§ **WHAT THE EXERCISE ASKS**: Look through the data and write out every line with the word "Forex" in it.

───── DATASET EXTRACT ─────

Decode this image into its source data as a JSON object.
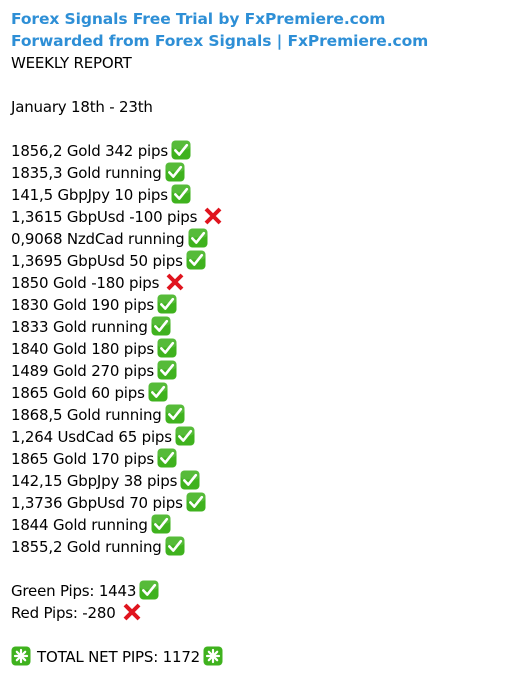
{
  "header": {
    "title_link": "Forex Signals Free Trial by FxPremiere.com",
    "forwarded_link": "Forwarded from Forex Signals | FxPremiere.com"
  },
  "report": {
    "title": "WEEKLY REPORT",
    "date_range": "January 18th - 23th",
    "signals": [
      {
        "text": "1856,2 Gold 342 pips",
        "result": "check-mark-icon"
      },
      {
        "text": "1835,3 Gold running",
        "result": "check-mark-icon"
      },
      {
        "text": "141,5 GbpJpy 10 pips",
        "result": "check-mark-icon"
      },
      {
        "text": "1,3615 GbpUsd -100 pips",
        "result": "cross-mark-icon"
      },
      {
        "text": "0,9068 NzdCad running",
        "result": "check-mark-icon"
      },
      {
        "text": "1,3695 GbpUsd 50 pips",
        "result": "check-mark-icon"
      },
      {
        "text": "1850 Gold -180 pips",
        "result": "cross-mark-icon"
      },
      {
        "text": "1830 Gold 190 pips",
        "result": "check-mark-icon"
      },
      {
        "text": "1833 Gold running",
        "result": "check-mark-icon"
      },
      {
        "text": "1840 Gold 180 pips",
        "result": "check-mark-icon"
      },
      {
        "text": "1489 Gold 270 pips",
        "result": "check-mark-icon"
      },
      {
        "text": "1865 Gold 60 pips",
        "result": "check-mark-icon"
      },
      {
        "text": "1868,5 Gold running",
        "result": "check-mark-icon"
      },
      {
        "text": "1,264 UsdCad 65 pips",
        "result": "check-mark-icon"
      },
      {
        "text": "1865 Gold 170 pips",
        "result": "check-mark-icon"
      },
      {
        "text": "142,15 GbpJpy 38 pips",
        "result": "check-mark-icon"
      },
      {
        "text": "1,3736 GbpUsd 70 pips",
        "result": "check-mark-icon"
      },
      {
        "text": "1844 Gold running",
        "result": "check-mark-icon"
      },
      {
        "text": "1855,2 Gold running",
        "result": "check-mark-icon"
      }
    ],
    "green_pips": "Green Pips: 1443",
    "red_pips": "Red Pips: -280",
    "total_net_pips": "TOTAL NET PIPS: 1172"
  },
  "colors": {
    "link": "#2e8fd6",
    "check_green": "#3fb21e",
    "cross_red": "#e0141e"
  }
}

─────

§ **SOLUTION BELOW**:
    "title_link": "Forex Signals Free Trial by FxPremiere.com",
    "forwarded_link": "Forwarded from Forex Signals | FxPremiere.com"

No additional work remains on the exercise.